## Provided passage
Wendy Davis: I’ll ‘Fight With Every Fiber’ to Stop Abortion Bill
(FORT WORTH, Texas) -- The Democratic state senator who is leading the fight against significant new restrictions on abortions in Texas said Gov. Rick Perry and other Republicans were hypocritical, claiming to support smaller government but actually trying to increase state intrusion in people’s lives.
Wendy Davis, the lawmaker who almost single-handedly overcame and outlasted the Republican majority in the state senate last week, is preparing for another battle on Monday. Armed with her new-found fame in Democratic circles in Texas and across the nation, Davis vowed to fight even harder.
“He’s awfully fond of talking the talk of small government,” Davis told ABC’s This Week, escalating an intense quarrel with Perry. “But this [anti-abortion legislation] is big government intrusion, there is no question about it.”
In an interview to be broadcast Sunday, Davis sat down with This Week inside the Stage West Theatre in Fort Worth, where she worked her way from being a waitress to a Harvard-educated lawyer to a heroine in the eyes of many Democrats.
She offered a window into the secrets of standing and talking for more than 11 straight hours during a legislative filibuster: her dusty running shoes (size 7 Mizuno, narrow); a catheter that allowed her to avoid bathroom breaks (“I came prepared,” she explained); and how she felt the spirit of her hero, the late Gov. Ann Richards, during her marathon session in the Capitol in Austin.
“I was going to wear just some little flat dress shoes. At the last minute, I was running out of my apartment and I thought maybe I might need something with a little more support, so I grabbed these on the way out the door,” Davis said, pointing to her sneakers that have gained Internet fame. “These are actually my running shoes. They’re dusty from the trail around Ladybird Lake.”

## Tasks to perform
• A. Please rewrite everything in the Wendy Davis article from "Wendy Davis, the" down to "of many Democrats.", putting "Stage West Playhouse" in place of "Stage West Theatre".
• B. Decide whether each statement agrees with the Wendy Davis article, answering yes or no and quoting the deciding words: (i) Davis's running shoes are a size 7 Mizuno; (ii) Davis spoke for less than 11 hours during the filibuster; (iii) the This Week interview took place in Austin.
• C. List every person named in the Wendy Davis article.
The records that come next have no connection to the Wendy Davis article.

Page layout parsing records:
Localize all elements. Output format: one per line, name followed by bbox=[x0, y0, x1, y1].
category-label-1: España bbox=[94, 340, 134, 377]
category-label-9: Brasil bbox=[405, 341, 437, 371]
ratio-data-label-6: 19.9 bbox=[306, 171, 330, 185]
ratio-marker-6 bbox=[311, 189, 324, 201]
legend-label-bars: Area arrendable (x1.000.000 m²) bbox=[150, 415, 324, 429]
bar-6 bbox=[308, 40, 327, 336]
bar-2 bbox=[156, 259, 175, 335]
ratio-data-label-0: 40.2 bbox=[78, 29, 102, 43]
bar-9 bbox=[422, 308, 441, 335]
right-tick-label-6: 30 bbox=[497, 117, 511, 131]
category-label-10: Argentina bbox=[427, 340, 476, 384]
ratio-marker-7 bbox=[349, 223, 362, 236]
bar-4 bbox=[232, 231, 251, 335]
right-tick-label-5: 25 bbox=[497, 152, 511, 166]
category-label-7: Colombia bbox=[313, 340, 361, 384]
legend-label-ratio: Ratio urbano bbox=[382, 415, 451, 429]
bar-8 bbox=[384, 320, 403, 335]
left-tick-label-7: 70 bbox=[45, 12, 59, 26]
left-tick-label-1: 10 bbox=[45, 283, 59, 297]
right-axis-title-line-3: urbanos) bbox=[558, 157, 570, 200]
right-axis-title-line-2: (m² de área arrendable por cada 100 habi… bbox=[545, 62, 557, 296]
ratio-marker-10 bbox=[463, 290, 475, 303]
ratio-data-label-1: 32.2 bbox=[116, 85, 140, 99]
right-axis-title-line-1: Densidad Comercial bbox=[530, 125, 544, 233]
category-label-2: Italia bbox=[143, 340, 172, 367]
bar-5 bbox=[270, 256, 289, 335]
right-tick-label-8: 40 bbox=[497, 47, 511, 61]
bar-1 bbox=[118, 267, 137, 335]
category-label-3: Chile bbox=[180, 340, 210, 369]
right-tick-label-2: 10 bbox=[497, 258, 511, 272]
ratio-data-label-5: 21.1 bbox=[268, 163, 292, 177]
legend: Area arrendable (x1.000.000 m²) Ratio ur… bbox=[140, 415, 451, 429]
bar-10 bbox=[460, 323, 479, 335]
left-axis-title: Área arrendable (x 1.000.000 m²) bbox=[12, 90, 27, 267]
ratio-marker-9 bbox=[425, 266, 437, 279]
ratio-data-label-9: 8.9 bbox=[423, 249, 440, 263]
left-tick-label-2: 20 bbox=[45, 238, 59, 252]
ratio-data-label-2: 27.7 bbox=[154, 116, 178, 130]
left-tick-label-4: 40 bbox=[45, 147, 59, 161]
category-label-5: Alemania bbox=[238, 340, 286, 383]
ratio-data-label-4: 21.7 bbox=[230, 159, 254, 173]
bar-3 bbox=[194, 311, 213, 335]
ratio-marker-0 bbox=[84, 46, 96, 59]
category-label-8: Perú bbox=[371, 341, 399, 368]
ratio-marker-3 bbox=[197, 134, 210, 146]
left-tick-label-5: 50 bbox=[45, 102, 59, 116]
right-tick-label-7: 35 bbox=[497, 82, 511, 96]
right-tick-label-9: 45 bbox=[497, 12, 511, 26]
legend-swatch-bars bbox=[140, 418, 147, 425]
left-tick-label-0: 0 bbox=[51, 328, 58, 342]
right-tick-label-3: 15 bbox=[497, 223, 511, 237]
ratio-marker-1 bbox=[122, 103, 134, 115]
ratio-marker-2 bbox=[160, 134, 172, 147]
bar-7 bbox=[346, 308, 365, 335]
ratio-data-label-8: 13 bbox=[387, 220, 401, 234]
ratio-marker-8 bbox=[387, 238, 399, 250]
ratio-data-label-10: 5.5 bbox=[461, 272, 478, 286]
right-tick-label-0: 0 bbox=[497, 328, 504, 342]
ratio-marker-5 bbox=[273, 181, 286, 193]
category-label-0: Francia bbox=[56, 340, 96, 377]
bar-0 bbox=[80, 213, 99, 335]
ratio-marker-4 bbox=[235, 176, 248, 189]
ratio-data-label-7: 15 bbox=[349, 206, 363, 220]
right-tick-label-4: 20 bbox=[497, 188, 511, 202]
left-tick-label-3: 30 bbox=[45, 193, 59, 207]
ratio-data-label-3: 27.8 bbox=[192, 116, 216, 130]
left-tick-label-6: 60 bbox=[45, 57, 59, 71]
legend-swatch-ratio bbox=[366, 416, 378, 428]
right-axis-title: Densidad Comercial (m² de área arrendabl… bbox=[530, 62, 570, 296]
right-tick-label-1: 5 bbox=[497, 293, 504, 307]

## Outputs in order
• A.
Wendy Davis, the lawmaker who almost single-handedly overcame and outlasted the Republican majority in the state senate last week, is preparing for another battle on Monday. Armed with her new-found fame in Democratic circles in Texas and across the nation, Davis vowed to fight even harder.
“He’s awfully fond of talking the talk of small government,” Davis told ABC’s This Week, escalating an intense quarrel with Perry. “But this [anti-abortion legislation] is big government intrusion, there is no question about it.”
In an interview to be broadcast Sunday, Davis sat down with This Week inside the Stage West Playhouse in Fort Worth, where she worked her way from being a waitress to a Harvard-educated lawyer to a heroine in the eyes of many Democrats.

• B.
(i) Yes: "size 7 Mizuno, narrow"
(ii) No: "standing and talking for more than 11 straight hours during a legislative filibuster"
(iii) No: "Davis sat down with This Week inside the Stage West Theatre in Fort Worth"

• C.
Wendy Davis
Rick Perry
Ann Richards